[Part of a data file]
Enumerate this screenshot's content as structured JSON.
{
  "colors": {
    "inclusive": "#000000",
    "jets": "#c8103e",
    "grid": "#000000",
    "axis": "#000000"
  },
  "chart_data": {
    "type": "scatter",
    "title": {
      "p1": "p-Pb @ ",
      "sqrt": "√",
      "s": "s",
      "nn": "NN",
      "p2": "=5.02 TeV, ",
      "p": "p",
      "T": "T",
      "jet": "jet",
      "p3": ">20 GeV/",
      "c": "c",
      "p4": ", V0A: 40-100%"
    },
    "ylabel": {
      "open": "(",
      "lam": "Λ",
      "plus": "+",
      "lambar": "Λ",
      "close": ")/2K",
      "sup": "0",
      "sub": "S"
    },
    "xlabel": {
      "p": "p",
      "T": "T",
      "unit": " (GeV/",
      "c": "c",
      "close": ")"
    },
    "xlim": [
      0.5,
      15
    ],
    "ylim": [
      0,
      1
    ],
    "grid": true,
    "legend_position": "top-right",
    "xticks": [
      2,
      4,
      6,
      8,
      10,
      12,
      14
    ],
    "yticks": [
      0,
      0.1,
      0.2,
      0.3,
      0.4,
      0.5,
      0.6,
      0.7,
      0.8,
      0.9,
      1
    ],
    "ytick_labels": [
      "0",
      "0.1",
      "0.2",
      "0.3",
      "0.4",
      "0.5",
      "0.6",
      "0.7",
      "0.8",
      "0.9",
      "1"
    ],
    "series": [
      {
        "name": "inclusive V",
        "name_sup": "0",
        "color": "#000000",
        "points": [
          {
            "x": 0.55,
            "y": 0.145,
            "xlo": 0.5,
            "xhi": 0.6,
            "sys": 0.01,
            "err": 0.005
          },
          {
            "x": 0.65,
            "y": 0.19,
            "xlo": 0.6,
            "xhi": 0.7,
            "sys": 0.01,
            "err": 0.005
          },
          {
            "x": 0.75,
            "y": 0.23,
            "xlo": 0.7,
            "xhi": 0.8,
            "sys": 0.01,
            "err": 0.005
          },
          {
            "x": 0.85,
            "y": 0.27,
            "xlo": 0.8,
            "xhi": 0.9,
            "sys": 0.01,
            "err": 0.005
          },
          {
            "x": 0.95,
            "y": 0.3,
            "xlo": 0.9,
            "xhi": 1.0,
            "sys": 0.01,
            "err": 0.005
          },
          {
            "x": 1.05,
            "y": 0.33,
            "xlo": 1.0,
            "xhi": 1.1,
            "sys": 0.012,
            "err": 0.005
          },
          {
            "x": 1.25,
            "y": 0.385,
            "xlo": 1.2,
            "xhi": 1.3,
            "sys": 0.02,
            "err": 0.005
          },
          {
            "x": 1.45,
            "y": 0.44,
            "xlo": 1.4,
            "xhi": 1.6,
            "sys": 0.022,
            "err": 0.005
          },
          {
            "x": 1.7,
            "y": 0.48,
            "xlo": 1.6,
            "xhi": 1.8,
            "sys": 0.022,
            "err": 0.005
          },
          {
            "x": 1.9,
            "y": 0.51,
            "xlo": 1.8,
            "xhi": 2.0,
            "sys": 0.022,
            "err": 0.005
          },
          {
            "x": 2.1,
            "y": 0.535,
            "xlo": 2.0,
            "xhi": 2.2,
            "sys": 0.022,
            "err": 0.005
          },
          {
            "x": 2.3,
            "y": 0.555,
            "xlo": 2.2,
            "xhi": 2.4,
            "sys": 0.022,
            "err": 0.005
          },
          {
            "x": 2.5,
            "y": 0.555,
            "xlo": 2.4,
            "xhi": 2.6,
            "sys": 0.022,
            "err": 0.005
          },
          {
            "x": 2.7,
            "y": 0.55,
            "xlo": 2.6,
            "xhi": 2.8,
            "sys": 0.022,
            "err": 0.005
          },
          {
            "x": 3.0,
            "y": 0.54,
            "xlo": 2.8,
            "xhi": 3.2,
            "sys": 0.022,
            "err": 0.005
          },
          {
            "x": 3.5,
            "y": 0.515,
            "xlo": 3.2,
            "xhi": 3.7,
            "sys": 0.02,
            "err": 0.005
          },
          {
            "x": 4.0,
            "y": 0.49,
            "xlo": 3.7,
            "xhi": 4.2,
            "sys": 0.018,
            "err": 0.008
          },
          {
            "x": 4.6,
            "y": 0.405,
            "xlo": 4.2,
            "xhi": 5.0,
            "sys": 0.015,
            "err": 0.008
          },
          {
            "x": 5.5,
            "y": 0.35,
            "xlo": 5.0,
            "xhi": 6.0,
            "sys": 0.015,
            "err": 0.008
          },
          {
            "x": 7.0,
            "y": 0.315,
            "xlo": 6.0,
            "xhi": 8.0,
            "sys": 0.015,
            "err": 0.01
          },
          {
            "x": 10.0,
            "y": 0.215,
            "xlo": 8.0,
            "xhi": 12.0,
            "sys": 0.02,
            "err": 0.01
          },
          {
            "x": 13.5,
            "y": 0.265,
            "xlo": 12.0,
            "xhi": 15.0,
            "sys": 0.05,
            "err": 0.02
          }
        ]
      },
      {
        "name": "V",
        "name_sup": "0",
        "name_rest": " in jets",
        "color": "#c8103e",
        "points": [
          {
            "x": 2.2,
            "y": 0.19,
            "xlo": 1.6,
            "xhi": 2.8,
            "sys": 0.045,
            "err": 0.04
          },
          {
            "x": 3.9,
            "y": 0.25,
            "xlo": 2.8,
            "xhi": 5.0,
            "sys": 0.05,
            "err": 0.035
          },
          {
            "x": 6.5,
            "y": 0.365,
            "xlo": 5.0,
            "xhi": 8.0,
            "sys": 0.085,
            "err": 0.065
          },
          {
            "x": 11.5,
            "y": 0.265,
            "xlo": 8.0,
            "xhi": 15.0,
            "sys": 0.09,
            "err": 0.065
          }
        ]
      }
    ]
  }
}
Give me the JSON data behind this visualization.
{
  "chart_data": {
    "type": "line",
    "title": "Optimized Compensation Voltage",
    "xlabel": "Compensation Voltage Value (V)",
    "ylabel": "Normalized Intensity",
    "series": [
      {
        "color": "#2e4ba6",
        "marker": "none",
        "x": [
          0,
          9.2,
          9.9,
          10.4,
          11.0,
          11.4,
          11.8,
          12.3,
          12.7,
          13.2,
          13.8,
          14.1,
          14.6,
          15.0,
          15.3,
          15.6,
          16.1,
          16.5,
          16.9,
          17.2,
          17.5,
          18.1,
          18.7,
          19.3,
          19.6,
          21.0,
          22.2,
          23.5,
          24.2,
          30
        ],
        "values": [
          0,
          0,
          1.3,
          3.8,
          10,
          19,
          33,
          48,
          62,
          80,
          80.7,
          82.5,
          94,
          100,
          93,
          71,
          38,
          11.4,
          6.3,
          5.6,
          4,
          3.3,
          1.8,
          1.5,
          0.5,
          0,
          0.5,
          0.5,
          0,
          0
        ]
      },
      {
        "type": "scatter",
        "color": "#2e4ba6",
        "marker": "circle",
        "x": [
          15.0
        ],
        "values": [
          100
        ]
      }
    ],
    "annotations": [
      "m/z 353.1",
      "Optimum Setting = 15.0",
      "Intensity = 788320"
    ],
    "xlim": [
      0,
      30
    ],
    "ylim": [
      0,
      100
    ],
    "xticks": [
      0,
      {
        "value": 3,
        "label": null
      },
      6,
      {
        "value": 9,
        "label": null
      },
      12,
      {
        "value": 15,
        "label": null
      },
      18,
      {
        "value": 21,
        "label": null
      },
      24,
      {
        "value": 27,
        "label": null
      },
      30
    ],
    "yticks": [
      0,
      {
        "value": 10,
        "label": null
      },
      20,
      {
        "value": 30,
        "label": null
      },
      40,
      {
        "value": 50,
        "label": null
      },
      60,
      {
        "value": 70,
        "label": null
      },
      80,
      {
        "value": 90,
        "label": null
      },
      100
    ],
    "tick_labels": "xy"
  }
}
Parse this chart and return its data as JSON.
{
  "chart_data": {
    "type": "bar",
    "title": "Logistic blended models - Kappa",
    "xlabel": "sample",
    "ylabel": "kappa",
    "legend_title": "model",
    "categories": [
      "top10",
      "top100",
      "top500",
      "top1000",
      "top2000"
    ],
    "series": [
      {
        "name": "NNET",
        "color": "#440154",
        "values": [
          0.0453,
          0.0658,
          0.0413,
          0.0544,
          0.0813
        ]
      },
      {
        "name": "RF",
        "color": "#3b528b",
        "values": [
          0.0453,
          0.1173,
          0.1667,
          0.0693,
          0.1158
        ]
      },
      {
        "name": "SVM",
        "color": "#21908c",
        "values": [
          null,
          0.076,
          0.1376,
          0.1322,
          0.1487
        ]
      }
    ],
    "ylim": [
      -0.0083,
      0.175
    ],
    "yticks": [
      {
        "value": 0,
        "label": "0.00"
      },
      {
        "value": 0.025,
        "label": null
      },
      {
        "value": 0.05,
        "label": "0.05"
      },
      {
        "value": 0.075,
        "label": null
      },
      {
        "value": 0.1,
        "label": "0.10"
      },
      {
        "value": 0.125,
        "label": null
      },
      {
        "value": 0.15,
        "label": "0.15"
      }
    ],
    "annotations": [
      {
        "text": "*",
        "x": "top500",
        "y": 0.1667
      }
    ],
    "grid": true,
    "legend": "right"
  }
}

SHORT TASK> Say how many lines contain "Intensity", and give nothing but that number.

ANSWER TO THE TASK> 2